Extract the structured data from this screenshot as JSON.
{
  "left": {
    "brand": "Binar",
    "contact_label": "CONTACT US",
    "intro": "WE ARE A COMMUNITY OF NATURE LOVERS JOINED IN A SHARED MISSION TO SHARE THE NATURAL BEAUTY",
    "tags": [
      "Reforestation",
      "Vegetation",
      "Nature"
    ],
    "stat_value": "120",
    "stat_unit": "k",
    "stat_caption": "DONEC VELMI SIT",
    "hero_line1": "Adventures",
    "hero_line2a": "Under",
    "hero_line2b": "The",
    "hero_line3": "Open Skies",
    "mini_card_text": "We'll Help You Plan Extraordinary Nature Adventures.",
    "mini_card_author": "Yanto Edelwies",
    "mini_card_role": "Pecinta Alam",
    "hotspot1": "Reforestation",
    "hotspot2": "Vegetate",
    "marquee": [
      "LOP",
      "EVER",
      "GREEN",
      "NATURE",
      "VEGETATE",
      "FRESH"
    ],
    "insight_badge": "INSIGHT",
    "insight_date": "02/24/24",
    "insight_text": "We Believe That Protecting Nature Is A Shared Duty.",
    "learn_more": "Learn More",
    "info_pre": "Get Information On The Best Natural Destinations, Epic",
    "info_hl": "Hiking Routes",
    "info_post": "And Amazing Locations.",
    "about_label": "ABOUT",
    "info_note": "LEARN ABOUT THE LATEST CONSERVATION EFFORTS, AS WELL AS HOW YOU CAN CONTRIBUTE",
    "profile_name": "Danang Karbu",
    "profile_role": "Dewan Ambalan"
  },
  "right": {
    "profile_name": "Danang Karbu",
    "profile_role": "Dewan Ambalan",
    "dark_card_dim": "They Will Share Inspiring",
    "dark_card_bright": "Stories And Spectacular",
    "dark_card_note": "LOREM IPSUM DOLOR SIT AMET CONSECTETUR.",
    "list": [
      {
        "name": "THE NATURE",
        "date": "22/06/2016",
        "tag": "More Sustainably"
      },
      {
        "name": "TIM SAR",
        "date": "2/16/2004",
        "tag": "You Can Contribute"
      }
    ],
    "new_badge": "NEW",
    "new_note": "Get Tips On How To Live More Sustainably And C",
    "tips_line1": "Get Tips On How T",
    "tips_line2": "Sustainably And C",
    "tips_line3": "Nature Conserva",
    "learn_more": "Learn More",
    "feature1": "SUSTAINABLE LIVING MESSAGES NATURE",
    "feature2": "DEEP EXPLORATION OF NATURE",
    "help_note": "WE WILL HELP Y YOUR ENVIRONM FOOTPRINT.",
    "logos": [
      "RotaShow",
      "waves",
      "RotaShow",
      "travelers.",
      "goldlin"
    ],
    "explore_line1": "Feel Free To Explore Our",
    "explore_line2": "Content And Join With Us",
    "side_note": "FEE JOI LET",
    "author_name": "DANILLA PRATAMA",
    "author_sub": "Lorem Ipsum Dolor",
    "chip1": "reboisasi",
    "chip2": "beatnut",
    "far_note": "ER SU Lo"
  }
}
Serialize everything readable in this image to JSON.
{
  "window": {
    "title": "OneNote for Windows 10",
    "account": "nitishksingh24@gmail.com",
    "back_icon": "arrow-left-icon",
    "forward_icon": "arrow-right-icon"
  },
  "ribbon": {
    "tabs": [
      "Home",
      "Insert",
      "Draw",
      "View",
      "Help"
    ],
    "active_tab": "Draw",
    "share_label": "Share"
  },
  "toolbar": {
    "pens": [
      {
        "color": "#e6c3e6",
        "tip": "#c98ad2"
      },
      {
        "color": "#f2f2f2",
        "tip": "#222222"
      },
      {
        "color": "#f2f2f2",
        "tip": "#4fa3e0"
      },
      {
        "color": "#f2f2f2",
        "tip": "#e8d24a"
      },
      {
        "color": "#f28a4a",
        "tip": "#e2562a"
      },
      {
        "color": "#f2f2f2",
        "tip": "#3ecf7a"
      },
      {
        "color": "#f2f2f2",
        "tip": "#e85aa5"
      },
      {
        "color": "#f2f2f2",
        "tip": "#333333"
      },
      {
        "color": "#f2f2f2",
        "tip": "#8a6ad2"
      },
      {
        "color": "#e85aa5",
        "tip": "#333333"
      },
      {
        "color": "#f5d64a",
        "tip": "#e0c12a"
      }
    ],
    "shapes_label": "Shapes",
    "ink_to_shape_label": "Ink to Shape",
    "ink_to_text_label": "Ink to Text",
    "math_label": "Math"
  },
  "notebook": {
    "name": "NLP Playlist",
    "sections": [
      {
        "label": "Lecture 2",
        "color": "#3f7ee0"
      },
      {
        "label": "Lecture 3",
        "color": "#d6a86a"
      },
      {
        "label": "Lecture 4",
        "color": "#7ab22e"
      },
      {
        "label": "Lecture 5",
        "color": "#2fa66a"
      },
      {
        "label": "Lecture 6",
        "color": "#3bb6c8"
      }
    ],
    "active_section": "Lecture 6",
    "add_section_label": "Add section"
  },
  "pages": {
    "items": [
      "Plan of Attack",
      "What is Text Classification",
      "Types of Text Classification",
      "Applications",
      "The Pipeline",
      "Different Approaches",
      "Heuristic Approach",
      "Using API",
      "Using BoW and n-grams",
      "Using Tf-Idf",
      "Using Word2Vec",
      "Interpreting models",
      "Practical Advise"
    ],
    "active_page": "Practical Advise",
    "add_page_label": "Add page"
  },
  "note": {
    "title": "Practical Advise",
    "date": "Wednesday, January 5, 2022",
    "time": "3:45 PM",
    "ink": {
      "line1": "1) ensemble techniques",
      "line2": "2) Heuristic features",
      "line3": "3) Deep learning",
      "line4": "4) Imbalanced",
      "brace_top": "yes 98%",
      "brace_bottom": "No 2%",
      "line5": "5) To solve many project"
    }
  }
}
____
Task requirements —
Collect every line from the records above that contains the word "Practical".

Result for this task —
      "Practical Advise"
    "active_page": "Practical Advise",
    "title": "Practical Advise",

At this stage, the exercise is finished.